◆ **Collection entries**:
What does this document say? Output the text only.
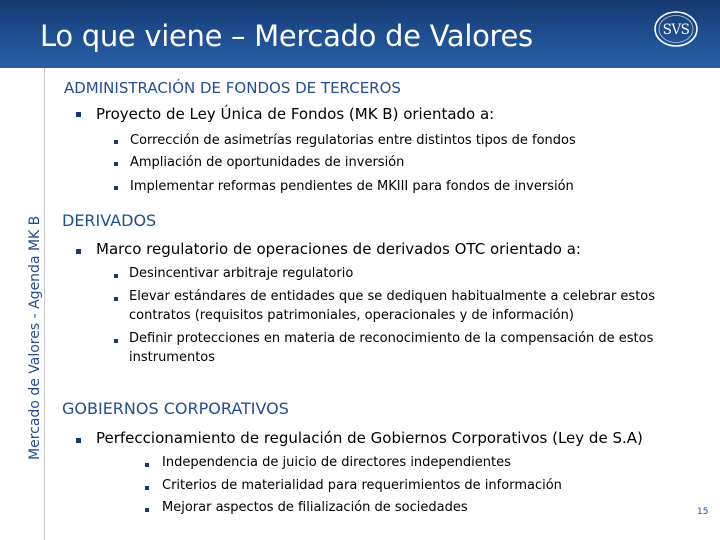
Lo que viene – Mercado de Valores	SVS
Mercado de Valores - Agenda MK B
ADMINISTRACIÓN DE FONDOS DE TERCEROS
Proyecto de Ley Única de Fondos (MK B) orientado a:
Corrección de asimetrías regulatorias entre distintos tipos de fondos
Ampliación de oportunidades de inversión
Implementar reformas pendientes de MKIII para fondos de inversión
DERIVADOS
Marco regulatorio de operaciones de derivados OTC orientado a:
Desincentivar arbitraje regulatorio
Elevar estándares de entidades que se dediquen habitualmente a celebrar estos
contratos (requisitos patrimoniales, operacionales y de información)
Definir protecciones en materia de reconocimiento de la compensación de estos
instrumentos
GOBIERNOS CORPORATIVOS
Perfeccionamiento de regulación de Gobiernos Corporativos (Ley de S.A)
Independencia de juicio de directores independientes
Criterios de materialidad para requerimientos de información
Mejorar aspectos de filialización de sociedades	15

◆ **What is being asked**: Leave the pictures out and output the rest of the listing exactly.

◆ **Completed task**:
What does this document say? Output the text only.
Lo que viene – Mercado de Valores	SVS
Mercado de Valores - Agenda MK B
ADMINISTRACIÓN DE FONDOS DE TERCEROS
Proyecto de Ley Única de Fondos (MK B) orientado a:
Corrección de asimetrías regulatorias entre distintos tipos de fondos
Ampliación de oportunidades de inversión
Implementar reformas pendientes de MKIII para fondos de inversión
DERIVADOS
Marco regulatorio de operaciones de derivados OTC orientado a:
Desincentivar arbitraje regulatorio
Elevar estándares de entidades que se dediquen habitualmente a celebrar estos
contratos (requisitos patrimoniales, operacionales y de información)
Definir protecciones en materia de reconocimiento de la compensación de estos
instrumentos
GOBIERNOS CORPORATIVOS
Perfeccionamiento de regulación de Gobiernos Corporativos (Ley de S.A)
Independencia de juicio de directores independientes
Criterios de materialidad para requerimientos de información
Mejorar aspectos de filialización de sociedades	15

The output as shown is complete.